* EXERCISE GOAL *
Your task is to transcribe the records exactly, skipping every image.

[START ENTRIES SUPPLIED]

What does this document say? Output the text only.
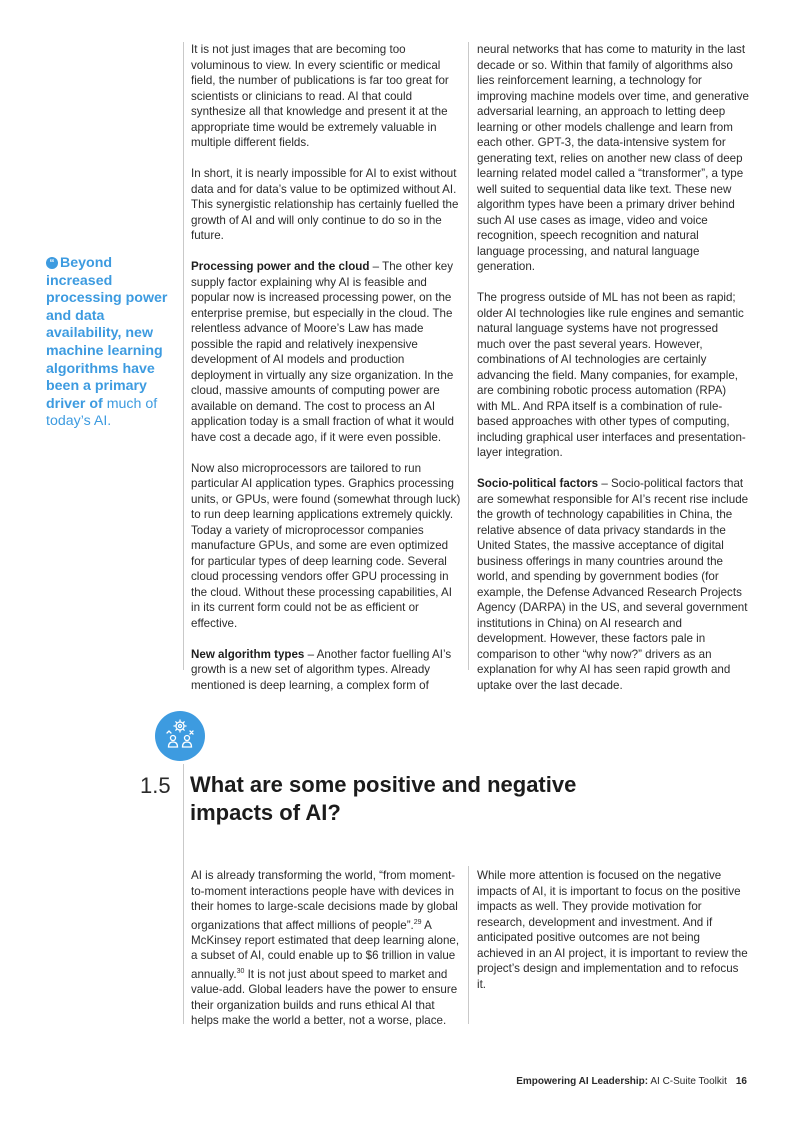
“ Beyond increased processing power and data availability, new machine learning algorithms have been a primary driver of much of today’s AI.

It is not just images that are becoming too voluminous to view. In every scientific or medical field, the number of publications is far too great for scientists or clinicians to read. AI that could synthesize all that knowledge and present it at the appropriate time would be extremely valuable in multiple different fields.

In short, it is nearly impossible for AI to exist without data and for data’s value to be optimized without AI. This synergistic relationship has certainly fuelled the growth of AI and will only continue to do so in the future.

Processing power and the cloud – The other key supply factor explaining why AI is feasible and popular now is increased processing power, on the enterprise premise, but especially in the cloud. The relentless advance of Moore’s Law has made possible the rapid and relatively inexpensive development of AI models and production deployment in virtually any size organization. In the cloud, massive amounts of computing power are available on demand. The cost to process an AI application today is a small fraction of what it would have cost a decade ago, if it were even possible.

Now also microprocessors are tailored to run particular AI application types. Graphics processing units, or GPUs, were found (somewhat through luck) to run deep learning applications extremely quickly. Today a variety of microprocessor companies manufacture GPUs, and some are even optimized for particular types of deep learning code. Several cloud processing vendors offer GPU processing in the cloud. Without these processing capabilities, AI in its current form could not be as efficient or effective.

New algorithm types – Another factor fuelling AI’s growth is a new set of algorithm types. Already mentioned is deep learning, a complex form of

neural networks that has come to maturity in the last decade or so. Within that family of algorithms also lies reinforcement learning, a technology for improving machine models over time, and generative adversarial learning, an approach to letting deep learning or other models challenge and learn from each other. GPT-3, the data-intensive system for generating text, relies on another new class of deep learning related model called a “transformer”, a type well suited to sequential data like text. These new algorithm types have been a primary driver behind such AI use cases as image, video and voice recognition, speech recognition and natural language processing, and natural language generation.

The progress outside of ML has not been as rapid; older AI technologies like rule engines and semantic natural language systems have not progressed much over the past several years. However, combinations of AI technologies are certainly advancing the field. Many companies, for example, are combining robotic process automation (RPA) with ML. And RPA itself is a combination of rule-based approaches with other types of computing, including graphical user interfaces and presentation-layer integration.

Socio-political factors – Socio-political factors that are somewhat responsible for AI’s recent rise include the growth of technology capabilities in China, the relative absence of data privacy standards in the United States, the massive acceptance of digital business offerings in many countries around the world, and spending by government bodies (for example, the Defense Advanced Research Projects Agency (DARPA) in the US, and several government institutions in China) on AI research and development. However, these factors pale in comparison to other “why now?” drivers as an explanation for why AI has seen rapid growth and uptake over the last decade.

1.5 What are some positive and negative impacts of AI?

AI is already transforming the world, “from moment-to-moment interactions people have with devices in their homes to large-scale decisions made by global organizations that affect millions of people”.$^{29}$ A McKinsey report estimated that deep learning alone, a subset of AI, could enable up to $6 trillion in value annually.$^{30}$ It is not just about speed to market and value-add. Global leaders have the power to ensure their organization builds and runs ethical AI that helps make the world a better, not a worse, place.

While more attention is focused on the negative impacts of AI, it is important to focus on the positive impacts as well. They provide motivation for research, development and investment. And if anticipated positive outcomes are not being achieved in an AI project, it is important to review the project’s design and implementation and to refocus it.

Empowering AI Leadership: AI C-Suite Toolkit 16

[END ENTRIES SUPPLIED]

* CORRECT RESULT *
What does this document say? Output the text only.
“ Beyond increased processing power and data availability, new machine learning algorithms have been a primary driver of much of today’s AI.

It is not just images that are becoming too voluminous to view. In every scientific or medical field, the number of publications is far too great for scientists or clinicians to read. AI that could synthesize all that knowledge and present it at the appropriate time would be extremely valuable in multiple different fields.

In short, it is nearly impossible for AI to exist without data and for data’s value to be optimized without AI. This synergistic relationship has certainly fuelled the growth of AI and will only continue to do so in the future.

Processing power and the cloud – The other key supply factor explaining why AI is feasible and popular now is increased processing power, on the enterprise premise, but especially in the cloud. The relentless advance of Moore’s Law has made possible the rapid and relatively inexpensive development of AI models and production deployment in virtually any size organization. In the cloud, massive amounts of computing power are available on demand. The cost to process an AI application today is a small fraction of what it would have cost a decade ago, if it were even possible.

Now also microprocessors are tailored to run particular AI application types. Graphics processing units, or GPUs, were found (somewhat through luck) to run deep learning applications extremely quickly. Today a variety of microprocessor companies manufacture GPUs, and some are even optimized for particular types of deep learning code. Several cloud processing vendors offer GPU processing in the cloud. Without these processing capabilities, AI in its current form could not be as efficient or effective.

New algorithm types – Another factor fuelling AI’s growth is a new set of algorithm types. Already mentioned is deep learning, a complex form of

neural networks that has come to maturity in the last decade or so. Within that family of algorithms also lies reinforcement learning, a technology for improving machine models over time, and generative adversarial learning, an approach to letting deep learning or other models challenge and learn from each other. GPT-3, the data-intensive system for generating text, relies on another new class of deep learning related model called a “transformer”, a type well suited to sequential data like text. These new algorithm types have been a primary driver behind such AI use cases as image, video and voice recognition, speech recognition and natural language processing, and natural language generation.

The progress outside of ML has not been as rapid; older AI technologies like rule engines and semantic natural language systems have not progressed much over the past several years. However, combinations of AI technologies are certainly advancing the field. Many companies, for example, are combining robotic process automation (RPA) with ML. And RPA itself is a combination of rule-based approaches with other types of computing, including graphical user interfaces and presentation-layer integration.

Socio-political factors – Socio-political factors that are somewhat responsible for AI’s recent rise include the growth of technology capabilities in China, the relative absence of data privacy standards in the United States, the massive acceptance of digital business offerings in many countries around the world, and spending by government bodies (for example, the Defense Advanced Research Projects Agency (DARPA) in the US, and several government institutions in China) on AI research and development. However, these factors pale in comparison to other “why now?” drivers as an explanation for why AI has seen rapid growth and uptake over the last decade.

1.5 What are some positive and negative impacts of AI?

AI is already transforming the world, “from moment-to-moment interactions people have with devices in their homes to large-scale decisions made by global organizations that affect millions of people”.$^{29}$ A McKinsey report estimated that deep learning alone, a subset of AI, could enable up to $6 trillion in value annually.$^{30}$ It is not just about speed to market and value-add. Global leaders have the power to ensure their organization builds and runs ethical AI that helps make the world a better, not a worse, place.

While more attention is focused on the negative impacts of AI, it is important to focus on the positive impacts as well. They provide motivation for research, development and investment. And if anticipated positive outcomes are not being achieved in an AI project, it is important to review the project’s design and implementation and to refocus it.

Empowering AI Leadership: AI C-Suite Toolkit 16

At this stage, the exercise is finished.